» **Task details**
Return the material word for word. Do not include the pictures.

--- Start Material supplied ---

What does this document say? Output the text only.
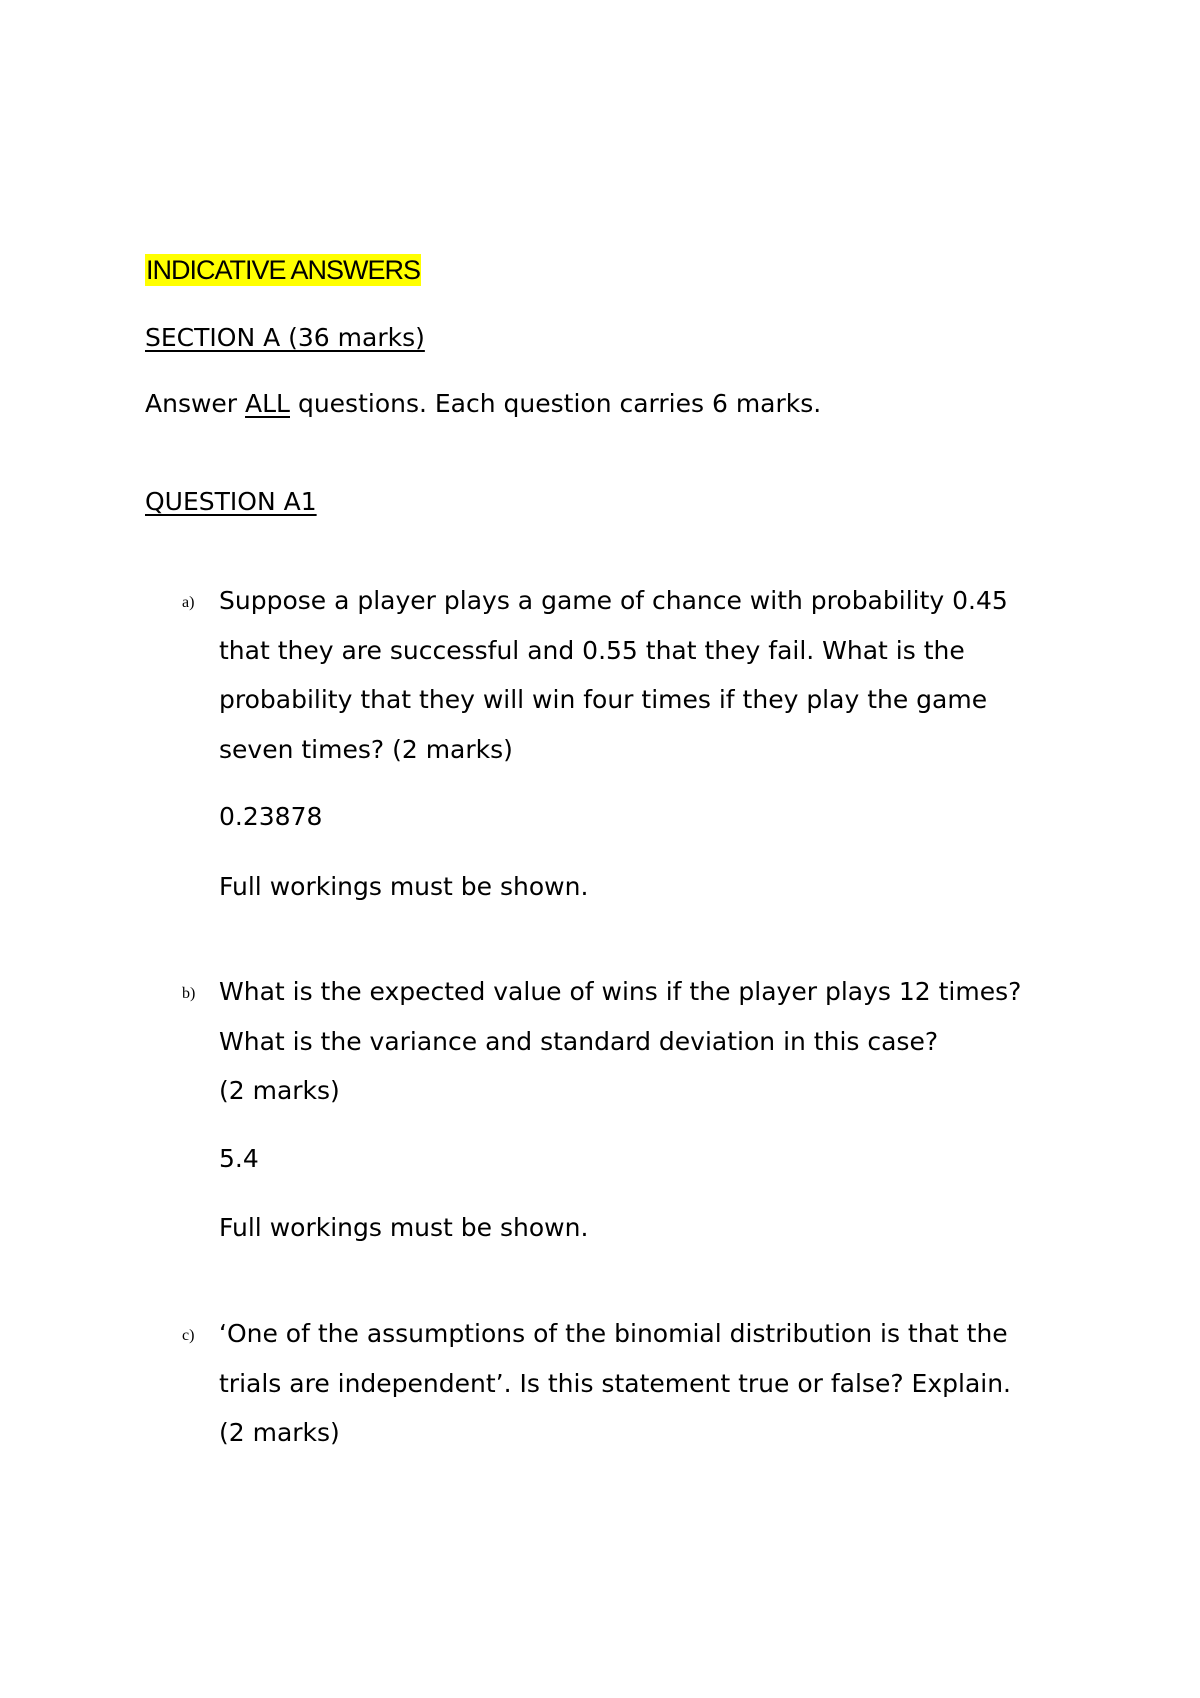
INDICATIVE ANSWERS
SECTION A (36 marks)
Answer ALL questions. Each question carries 6 marks.
QUESTION A1
a) Suppose a player plays a game of chance with probability 0.45
that they are successful and 0.55 that they fail. What is the
probability that they will win four times if they play the game
seven times? (2 marks)
0.23878
Full workings must be shown.
b) What is the expected value of wins if the player plays 12 times?
What is the variance and standard deviation in this case?
(2 marks)
5.4
Full workings must be shown.
c) ‘One of the assumptions of the binomial distribution is that the
trials are independent’. Is this statement true or false? Explain.
(2 marks)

--- End Material supplied ---

» **Full answer**
What does this document say? Output the text only.
INDICATIVE ANSWERS
SECTION A (36 marks)
Answer ALL questions. Each question carries 6 marks.
QUESTION A1
a) Suppose a player plays a game of chance with probability 0.45
that they are successful and 0.55 that they fail. What is the
probability that they will win four times if they play the game
seven times? (2 marks)
0.23878
Full workings must be shown.
b) What is the expected value of wins if the player plays 12 times?
What is the variance and standard deviation in this case?
(2 marks)
5.4
Full workings must be shown.
c) ‘One of the assumptions of the binomial distribution is that the
trials are independent’. Is this statement true or false? Explain.
(2 marks)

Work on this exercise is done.